* [GIVEN INSTRUCTION]
Return each line holding the string "estamos".

* [SUPPLIED MATERIAL]
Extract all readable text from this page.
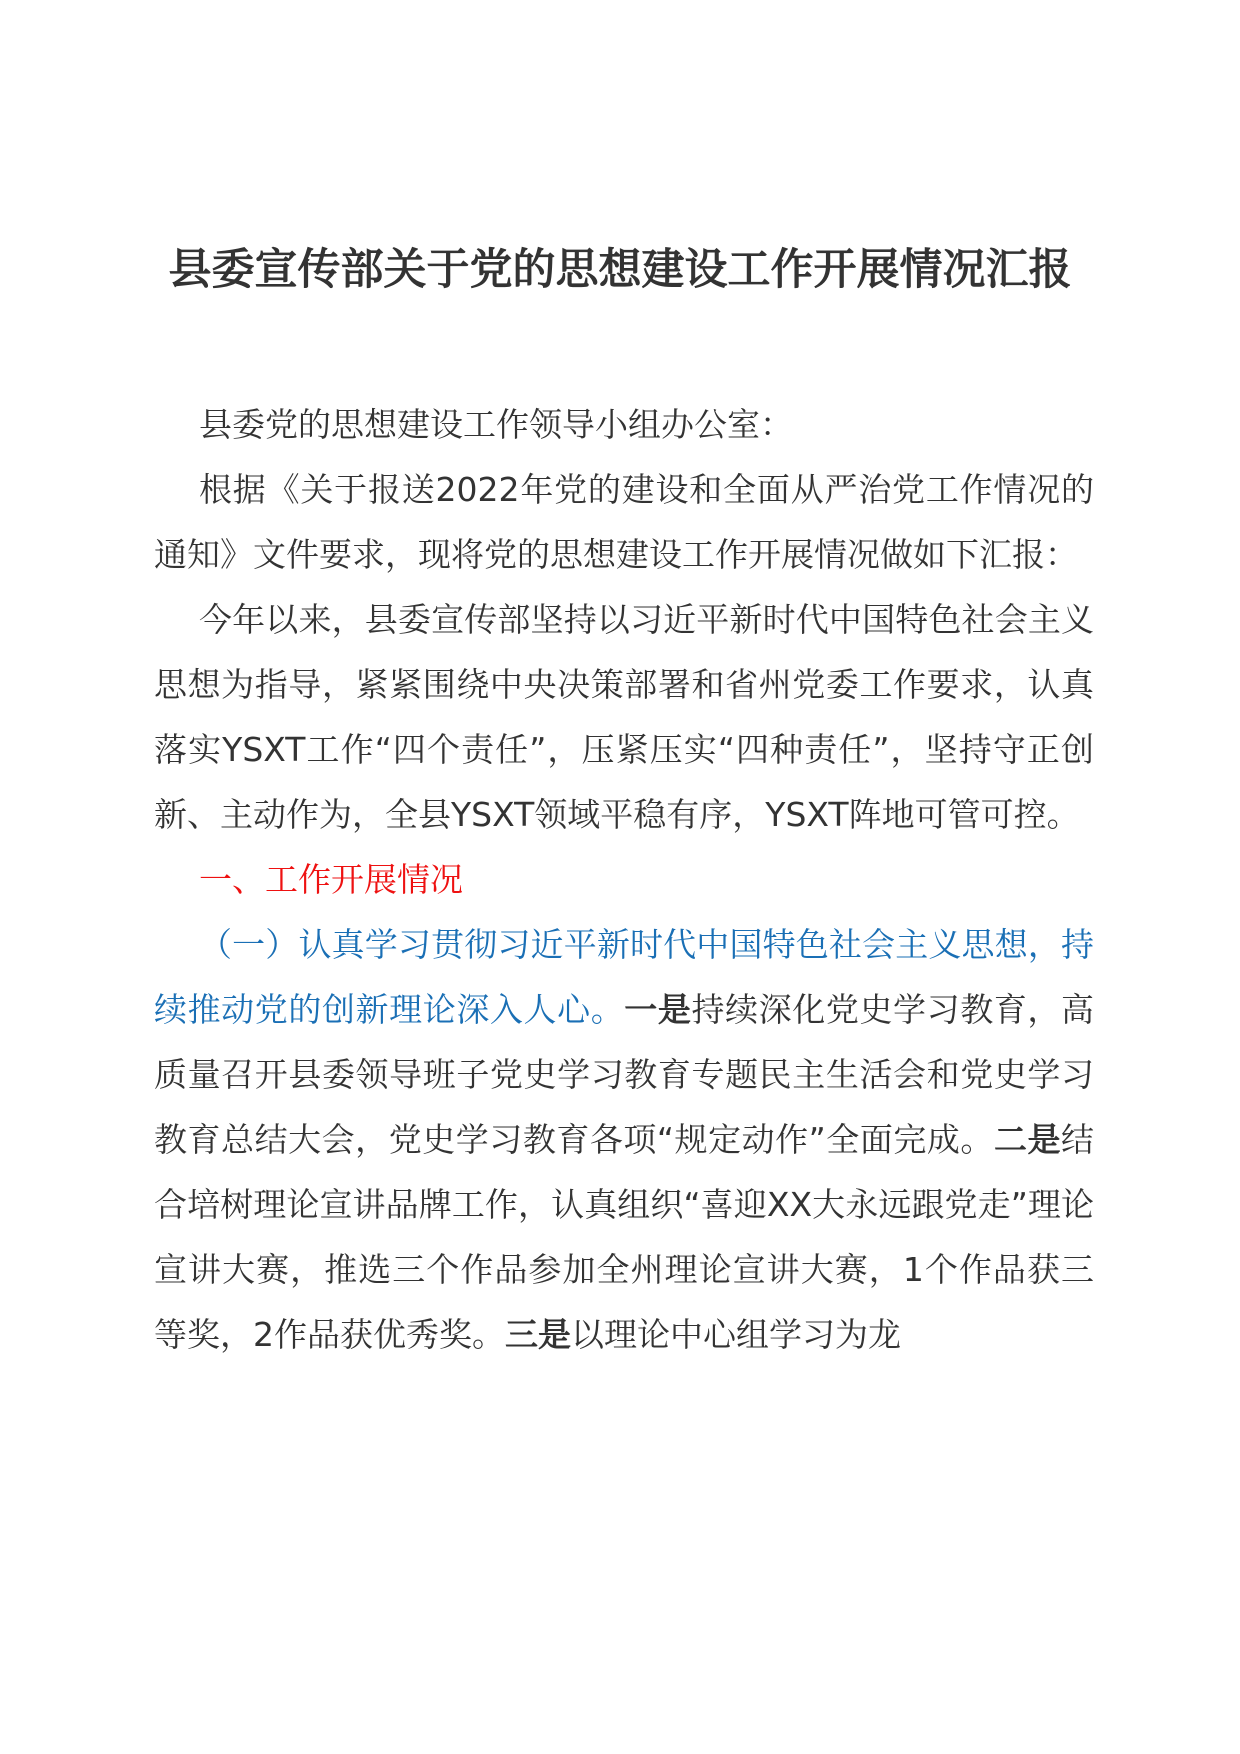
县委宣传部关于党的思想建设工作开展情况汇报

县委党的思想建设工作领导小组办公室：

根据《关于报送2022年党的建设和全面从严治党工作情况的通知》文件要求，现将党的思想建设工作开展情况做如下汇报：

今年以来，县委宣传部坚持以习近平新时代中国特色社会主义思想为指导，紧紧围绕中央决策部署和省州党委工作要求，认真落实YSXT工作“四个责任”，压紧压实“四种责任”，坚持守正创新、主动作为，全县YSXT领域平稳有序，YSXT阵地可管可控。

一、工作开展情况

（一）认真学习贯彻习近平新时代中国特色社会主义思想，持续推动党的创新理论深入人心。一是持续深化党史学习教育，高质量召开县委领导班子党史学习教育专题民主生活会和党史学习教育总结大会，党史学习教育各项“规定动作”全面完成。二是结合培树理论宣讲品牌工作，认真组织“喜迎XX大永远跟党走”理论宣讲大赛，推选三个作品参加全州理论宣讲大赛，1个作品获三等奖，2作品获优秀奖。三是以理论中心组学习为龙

* * *

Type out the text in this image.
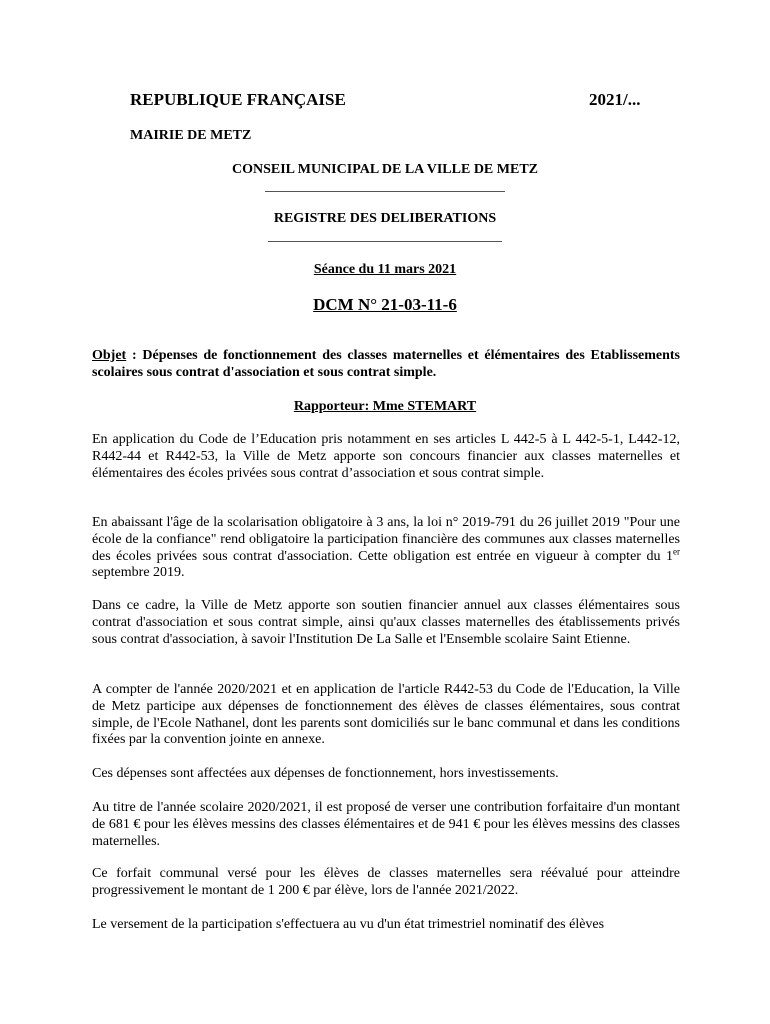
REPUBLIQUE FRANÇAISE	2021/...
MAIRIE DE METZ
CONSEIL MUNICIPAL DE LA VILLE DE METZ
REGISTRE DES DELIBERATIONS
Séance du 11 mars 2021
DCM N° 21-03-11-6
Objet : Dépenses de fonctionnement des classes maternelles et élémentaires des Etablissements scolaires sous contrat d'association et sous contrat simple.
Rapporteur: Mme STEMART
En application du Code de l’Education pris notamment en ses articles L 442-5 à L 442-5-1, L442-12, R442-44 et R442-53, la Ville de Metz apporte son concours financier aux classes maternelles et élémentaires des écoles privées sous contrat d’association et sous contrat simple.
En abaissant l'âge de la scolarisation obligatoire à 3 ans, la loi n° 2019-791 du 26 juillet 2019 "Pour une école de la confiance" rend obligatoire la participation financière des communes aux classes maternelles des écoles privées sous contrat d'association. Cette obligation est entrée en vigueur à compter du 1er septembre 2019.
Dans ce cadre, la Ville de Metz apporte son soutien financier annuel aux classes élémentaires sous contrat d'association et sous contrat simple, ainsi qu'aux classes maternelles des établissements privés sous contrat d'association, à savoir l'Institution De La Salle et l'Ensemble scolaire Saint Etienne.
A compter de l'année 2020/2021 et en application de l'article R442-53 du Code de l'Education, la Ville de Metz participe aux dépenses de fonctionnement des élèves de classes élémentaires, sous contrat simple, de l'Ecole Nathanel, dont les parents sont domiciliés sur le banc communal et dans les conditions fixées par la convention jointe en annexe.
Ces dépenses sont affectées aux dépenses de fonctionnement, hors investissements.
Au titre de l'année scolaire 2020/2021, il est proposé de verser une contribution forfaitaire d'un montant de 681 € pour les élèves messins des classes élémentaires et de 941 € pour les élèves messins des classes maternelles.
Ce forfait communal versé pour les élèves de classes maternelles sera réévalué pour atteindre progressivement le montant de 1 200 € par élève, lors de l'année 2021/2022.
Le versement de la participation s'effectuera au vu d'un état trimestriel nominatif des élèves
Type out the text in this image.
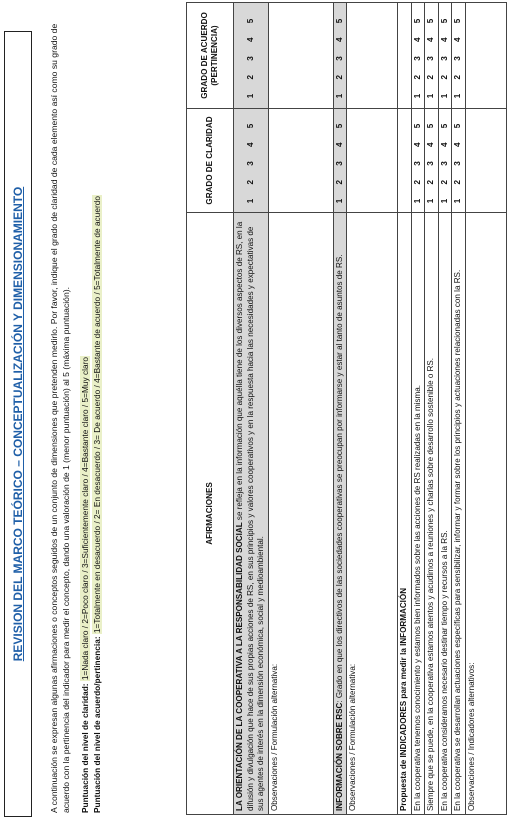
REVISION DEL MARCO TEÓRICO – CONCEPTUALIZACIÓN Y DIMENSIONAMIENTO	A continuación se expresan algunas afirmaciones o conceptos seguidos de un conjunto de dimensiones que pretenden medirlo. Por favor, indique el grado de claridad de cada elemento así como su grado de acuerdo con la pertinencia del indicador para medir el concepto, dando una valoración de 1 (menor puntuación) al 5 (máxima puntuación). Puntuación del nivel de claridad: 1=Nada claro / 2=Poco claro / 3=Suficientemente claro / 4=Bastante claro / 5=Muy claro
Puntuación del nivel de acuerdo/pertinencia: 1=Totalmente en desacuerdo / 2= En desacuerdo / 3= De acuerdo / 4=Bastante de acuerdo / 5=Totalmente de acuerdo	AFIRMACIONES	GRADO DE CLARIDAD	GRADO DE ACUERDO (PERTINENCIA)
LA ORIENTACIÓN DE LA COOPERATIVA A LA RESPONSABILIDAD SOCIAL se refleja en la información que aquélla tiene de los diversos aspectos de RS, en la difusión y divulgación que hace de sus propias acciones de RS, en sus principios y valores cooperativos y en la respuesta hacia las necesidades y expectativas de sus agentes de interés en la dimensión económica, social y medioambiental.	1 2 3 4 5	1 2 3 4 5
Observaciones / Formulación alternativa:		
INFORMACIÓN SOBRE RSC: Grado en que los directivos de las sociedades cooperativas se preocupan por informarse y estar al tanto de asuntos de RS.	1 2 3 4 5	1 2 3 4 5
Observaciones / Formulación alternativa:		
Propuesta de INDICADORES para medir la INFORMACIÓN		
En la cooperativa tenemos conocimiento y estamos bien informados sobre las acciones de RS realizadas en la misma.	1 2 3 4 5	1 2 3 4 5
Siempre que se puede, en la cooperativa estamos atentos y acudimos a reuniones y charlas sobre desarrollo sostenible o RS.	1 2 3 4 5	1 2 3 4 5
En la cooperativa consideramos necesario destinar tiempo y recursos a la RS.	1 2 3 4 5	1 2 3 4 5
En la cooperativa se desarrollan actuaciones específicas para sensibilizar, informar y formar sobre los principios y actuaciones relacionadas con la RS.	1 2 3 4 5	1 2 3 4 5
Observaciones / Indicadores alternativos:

* [TASK RESPONSE]
En la cooperativa tenemos conocimiento y estamos bien informados sobre las acciones de RS realizadas en la misma.	1 2 3 4 5	1 2 3 4 5
Siempre que se puede, en la cooperativa estamos atentos y acudimos a reuniones y charlas sobre desarrollo sostenible o RS.	1 2 3 4 5	1 2 3 4 5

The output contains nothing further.